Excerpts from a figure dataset
[BEGIN]
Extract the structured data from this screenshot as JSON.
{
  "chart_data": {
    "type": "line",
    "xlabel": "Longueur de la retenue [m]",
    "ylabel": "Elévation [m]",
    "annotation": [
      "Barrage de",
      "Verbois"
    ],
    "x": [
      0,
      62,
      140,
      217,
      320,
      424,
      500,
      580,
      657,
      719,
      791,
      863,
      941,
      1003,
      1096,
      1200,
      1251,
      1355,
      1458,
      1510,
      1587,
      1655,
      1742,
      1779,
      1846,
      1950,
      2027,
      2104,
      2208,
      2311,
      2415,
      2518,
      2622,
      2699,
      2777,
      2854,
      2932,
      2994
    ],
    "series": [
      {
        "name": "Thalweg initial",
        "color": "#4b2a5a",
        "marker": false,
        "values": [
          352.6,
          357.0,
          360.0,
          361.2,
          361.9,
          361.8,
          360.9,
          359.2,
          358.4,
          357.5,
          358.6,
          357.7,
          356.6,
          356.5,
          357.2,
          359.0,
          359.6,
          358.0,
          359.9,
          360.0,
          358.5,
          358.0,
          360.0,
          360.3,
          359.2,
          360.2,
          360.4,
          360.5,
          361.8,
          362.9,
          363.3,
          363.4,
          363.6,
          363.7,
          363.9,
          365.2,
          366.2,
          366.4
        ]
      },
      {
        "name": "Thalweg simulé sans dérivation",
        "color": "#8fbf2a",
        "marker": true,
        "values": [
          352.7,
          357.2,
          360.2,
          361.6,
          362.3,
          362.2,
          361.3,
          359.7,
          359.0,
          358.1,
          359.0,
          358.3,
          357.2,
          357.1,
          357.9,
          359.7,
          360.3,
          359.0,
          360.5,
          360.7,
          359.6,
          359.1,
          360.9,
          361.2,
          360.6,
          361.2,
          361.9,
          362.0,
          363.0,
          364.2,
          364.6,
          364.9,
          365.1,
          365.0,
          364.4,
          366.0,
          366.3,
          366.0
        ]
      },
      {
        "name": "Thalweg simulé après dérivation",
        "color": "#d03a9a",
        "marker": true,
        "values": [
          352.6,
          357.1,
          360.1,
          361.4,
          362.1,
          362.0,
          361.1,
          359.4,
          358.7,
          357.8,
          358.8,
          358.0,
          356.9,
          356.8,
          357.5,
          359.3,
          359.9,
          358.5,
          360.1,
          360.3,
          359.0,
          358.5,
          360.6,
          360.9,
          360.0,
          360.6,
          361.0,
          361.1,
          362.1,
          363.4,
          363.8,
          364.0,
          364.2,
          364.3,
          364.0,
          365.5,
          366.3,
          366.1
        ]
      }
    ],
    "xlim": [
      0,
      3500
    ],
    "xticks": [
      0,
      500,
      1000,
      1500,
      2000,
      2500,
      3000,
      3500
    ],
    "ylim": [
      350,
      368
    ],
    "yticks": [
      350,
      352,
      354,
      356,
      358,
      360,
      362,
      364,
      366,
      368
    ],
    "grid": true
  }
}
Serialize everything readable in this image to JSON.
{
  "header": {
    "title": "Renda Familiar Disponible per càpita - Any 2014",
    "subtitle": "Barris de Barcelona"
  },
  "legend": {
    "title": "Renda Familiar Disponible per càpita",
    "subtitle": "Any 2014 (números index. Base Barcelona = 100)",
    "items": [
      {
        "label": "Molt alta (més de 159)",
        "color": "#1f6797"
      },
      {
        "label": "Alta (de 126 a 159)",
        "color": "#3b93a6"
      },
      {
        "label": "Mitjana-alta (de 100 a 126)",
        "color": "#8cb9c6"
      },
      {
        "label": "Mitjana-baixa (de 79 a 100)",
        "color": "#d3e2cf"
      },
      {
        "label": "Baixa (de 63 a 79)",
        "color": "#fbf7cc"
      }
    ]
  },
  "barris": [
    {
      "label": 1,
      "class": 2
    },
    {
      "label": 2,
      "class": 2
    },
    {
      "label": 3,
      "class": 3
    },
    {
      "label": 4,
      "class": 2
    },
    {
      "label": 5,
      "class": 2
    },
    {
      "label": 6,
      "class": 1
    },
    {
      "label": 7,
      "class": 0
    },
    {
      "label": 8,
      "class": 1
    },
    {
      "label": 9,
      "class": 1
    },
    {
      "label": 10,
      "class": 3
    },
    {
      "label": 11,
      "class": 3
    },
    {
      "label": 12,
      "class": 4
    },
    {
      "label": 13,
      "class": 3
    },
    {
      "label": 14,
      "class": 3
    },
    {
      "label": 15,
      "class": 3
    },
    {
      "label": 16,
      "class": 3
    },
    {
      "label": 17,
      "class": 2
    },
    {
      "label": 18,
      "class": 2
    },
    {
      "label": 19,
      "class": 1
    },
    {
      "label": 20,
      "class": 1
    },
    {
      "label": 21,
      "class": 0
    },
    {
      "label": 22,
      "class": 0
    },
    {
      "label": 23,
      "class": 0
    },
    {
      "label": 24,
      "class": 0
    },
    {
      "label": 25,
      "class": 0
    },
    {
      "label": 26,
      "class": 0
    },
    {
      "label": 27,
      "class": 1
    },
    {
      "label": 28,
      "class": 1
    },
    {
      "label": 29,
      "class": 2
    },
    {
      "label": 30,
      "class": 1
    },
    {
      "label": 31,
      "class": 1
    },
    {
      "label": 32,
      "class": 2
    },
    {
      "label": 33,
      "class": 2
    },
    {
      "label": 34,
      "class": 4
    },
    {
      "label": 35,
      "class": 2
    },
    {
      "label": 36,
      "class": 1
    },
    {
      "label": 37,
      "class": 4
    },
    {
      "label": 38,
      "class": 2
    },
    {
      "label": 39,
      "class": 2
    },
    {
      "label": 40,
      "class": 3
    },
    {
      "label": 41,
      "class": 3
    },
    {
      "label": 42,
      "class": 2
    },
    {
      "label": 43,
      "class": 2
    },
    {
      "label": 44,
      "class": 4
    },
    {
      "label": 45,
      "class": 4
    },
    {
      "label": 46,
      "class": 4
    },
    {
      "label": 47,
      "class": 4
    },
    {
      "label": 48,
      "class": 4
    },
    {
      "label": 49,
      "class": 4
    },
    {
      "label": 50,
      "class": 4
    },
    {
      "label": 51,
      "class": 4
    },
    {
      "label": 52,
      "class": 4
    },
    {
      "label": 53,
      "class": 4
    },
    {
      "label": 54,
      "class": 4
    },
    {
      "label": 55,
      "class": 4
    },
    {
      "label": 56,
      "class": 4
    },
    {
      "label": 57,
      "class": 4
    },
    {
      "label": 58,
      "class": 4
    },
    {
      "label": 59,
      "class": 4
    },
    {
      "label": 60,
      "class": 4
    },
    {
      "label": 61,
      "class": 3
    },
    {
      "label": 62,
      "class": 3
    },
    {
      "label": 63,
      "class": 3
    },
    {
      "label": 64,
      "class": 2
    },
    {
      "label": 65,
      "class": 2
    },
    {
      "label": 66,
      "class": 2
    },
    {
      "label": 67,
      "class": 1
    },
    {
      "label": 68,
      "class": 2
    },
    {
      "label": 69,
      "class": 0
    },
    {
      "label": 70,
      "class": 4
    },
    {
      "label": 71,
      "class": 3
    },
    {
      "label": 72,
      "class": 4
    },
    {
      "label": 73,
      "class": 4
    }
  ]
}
[END]
# Exercise
Each entry above needs to be retyped exactly.

# Answer to this task
Extract the structured data from this screenshot as JSON.
{
  "chart_data": {
    "type": "line",
    "xlabel": "Longueur de la retenue [m]",
    "ylabel": "Elévation [m]",
    "annotation": [
      "Barrage de",
      "Verbois"
    ],
    "x": [
      0,
      62,
      140,
      217,
      320,
      424,
      500,
      580,
      657,
      719,
      791,
      863,
      941,
      1003,
      1096,
      1200,
      1251,
      1355,
      1458,
      1510,
      1587,
      1655,
      1742,
      1779,
      1846,
      1950,
      2027,
      2104,
      2208,
      2311,
      2415,
      2518,
      2622,
      2699,
      2777,
      2854,
      2932,
      2994
    ],
    "series": [
      {
        "name": "Thalweg initial",
        "color": "#4b2a5a",
        "marker": false,
        "values": [
          352.6,
          357.0,
          360.0,
          361.2,
          361.9,
          361.8,
          360.9,
          359.2,
          358.4,
          357.5,
          358.6,
          357.7,
          356.6,
          356.5,
          357.2,
          359.0,
          359.6,
          358.0,
          359.9,
          360.0,
          358.5,
          358.0,
          360.0,
          360.3,
          359.2,
          360.2,
          360.4,
          360.5,
          361.8,
          362.9,
          363.3,
          363.4,
          363.6,
          363.7,
          363.9,
          365.2,
          366.2,
          366.4
        ]
      },
      {
        "name": "Thalweg simulé sans dérivation",
        "color": "#8fbf2a",
        "marker": true,
        "values": [
          352.7,
          357.2,
          360.2,
          361.6,
          362.3,
          362.2,
          361.3,
          359.7,
          359.0,
          358.1,
          359.0,
          358.3,
          357.2,
          357.1,
          357.9,
          359.7,
          360.3,
          359.0,
          360.5,
          360.7,
          359.6,
          359.1,
          360.9,
          361.2,
          360.6,
          361.2,
          361.9,
          362.0,
          363.0,
          364.2,
          364.6,
          364.9,
          365.1,
          365.0,
          364.4,
          366.0,
          366.3,
          366.0
        ]
      },
      {
        "name": "Thalweg simulé après dérivation",
        "color": "#d03a9a",
        "marker": true,
        "values": [
          352.6,
          357.1,
          360.1,
          361.4,
          362.1,
          362.0,
          361.1,
          359.4,
          358.7,
          357.8,
          358.8,
          358.0,
          356.9,
          356.8,
          357.5,
          359.3,
          359.9,
          358.5,
          360.1,
          360.3,
          359.0,
          358.5,
          360.6,
          360.9,
          360.0,
          360.6,
          361.0,
          361.1,
          362.1,
          363.4,
          363.8,
          364.0,
          364.2,
          364.3,
          364.0,
          365.5,
          366.3,
          366.1
        ]
      }
    ],
    "xlim": [
      0,
      3500
    ],
    "xticks": [
      0,
      500,
      1000,
      1500,
      2000,
      2500,
      3000,
      3500
    ],
    "ylim": [
      350,
      368
    ],
    "yticks": [
      350,
      352,
      354,
      356,
      358,
      360,
      362,
      364,
      366,
      368
    ],
    "grid": true
  }
}
Serialize everything readable in this image to JSON.
{
  "header": {
    "title": "Renda Familiar Disponible per càpita - Any 2014",
    "subtitle": "Barris de Barcelona"
  },
  "legend": {
    "title": "Renda Familiar Disponible per càpita",
    "subtitle": "Any 2014 (números index. Base Barcelona = 100)",
    "items": [
      {
        "label": "Molt alta (més de 159)",
        "color": "#1f6797"
      },
      {
        "label": "Alta (de 126 a 159)",
        "color": "#3b93a6"
      },
      {
        "label": "Mitjana-alta (de 100 a 126)",
        "color": "#8cb9c6"
      },
      {
        "label": "Mitjana-baixa (de 79 a 100)",
        "color": "#d3e2cf"
      },
      {
        "label": "Baixa (de 63 a 79)",
        "color": "#fbf7cc"
      }
    ]
  },
  "barris": [
    {
      "label": 1,
      "class": 2
    },
    {
      "label": 2,
      "class": 2
    },
    {
      "label": 3,
      "class": 3
    },
    {
      "label": 4,
      "class": 2
    },
    {
      "label": 5,
      "class": 2
    },
    {
      "label": 6,
      "class": 1
    },
    {
      "label": 7,
      "class": 0
    },
    {
      "label": 8,
      "class": 1
    },
    {
      "label": 9,
      "class": 1
    },
    {
      "label": 10,
      "class": 3
    },
    {
      "label": 11,
      "class": 3
    },
    {
      "label": 12,
      "class": 4
    },
    {
      "label": 13,
      "class": 3
    },
    {
      "label": 14,
      "class": 3
    },
    {
      "label": 15,
      "class": 3
    },
    {
      "label": 16,
      "class": 3
    },
    {
      "label": 17,
      "class": 2
    },
    {
      "label": 18,
      "class": 2
    },
    {
      "label": 19,
      "class": 1
    },
    {
      "label": 20,
      "class": 1
    },
    {
      "label": 21,
      "class": 0
    },
    {
      "label": 22,
      "class": 0
    },
    {
      "label": 23,
      "class": 0
    },
    {
      "label": 24,
      "class": 0
    },
    {
      "label": 25,
      "class": 0
    },
    {
      "label": 26,
      "class": 0
    },
    {
      "label": 27,
      "class": 1
    },
    {
      "label": 28,
      "class": 1
    },
    {
      "label": 29,
      "class": 2
    },
    {
      "label": 30,
      "class": 1
    },
    {
      "label": 31,
      "class": 1
    },
    {
      "label": 32,
      "class": 2
    },
    {
      "label": 33,
      "class": 2
    },
    {
      "label": 34,
      "class": 4
    },
    {
      "label": 35,
      "class": 2
    },
    {
      "label": 36,
      "class": 1
    },
    {
      "label": 37,
      "class": 4
    },
    {
      "label": 38,
      "class": 2
    },
    {
      "label": 39,
      "class": 2
    },
    {
      "label": 40,
      "class": 3
    },
    {
      "label": 41,
      "class": 3
    },
    {
      "label": 42,
      "class": 2
    },
    {
      "label": 43,
      "class": 2
    },
    {
      "label": 44,
      "class": 4
    },
    {
      "label": 45,
      "class": 4
    },
    {
      "label": 46,
      "class": 4
    },
    {
      "label": 47,
      "class": 4
    },
    {
      "label": 48,
      "class": 4
    },
    {
      "label": 49,
      "class": 4
    },
    {
      "label": 50,
      "class": 4
    },
    {
      "label": 51,
      "class": 4
    },
    {
      "label": 52,
      "class": 4
    },
    {
      "label": 53,
      "class": 4
    },
    {
      "label": 54,
      "class": 4
    },
    {
      "label": 55,
      "class": 4
    },
    {
      "label": 56,
      "class": 4
    },
    {
      "label": 57,
      "class": 4
    },
    {
      "label": 58,
      "class": 4
    },
    {
      "label": 59,
      "class": 4
    },
    {
      "label": 60,
      "class": 4
    },
    {
      "label": 61,
      "class": 3
    },
    {
      "label": 62,
      "class": 3
    },
    {
      "label": 63,
      "class": 3
    },
    {
      "label": 64,
      "class": 2
    },
    {
      "label": 65,
      "class": 2
    },
    {
      "label": 66,
      "class": 2
    },
    {
      "label": 67,
      "class": 1
    },
    {
      "label": 68,
      "class": 2
    },
    {
      "label": 69,
      "class": 0
    },
    {
      "label": 70,
      "class": 4
    },
    {
      "label": 71,
      "class": 3
    },
    {
      "label": 72,
      "class": 4
    },
    {
      "label": 73,
      "class": 4
    }
  ]
}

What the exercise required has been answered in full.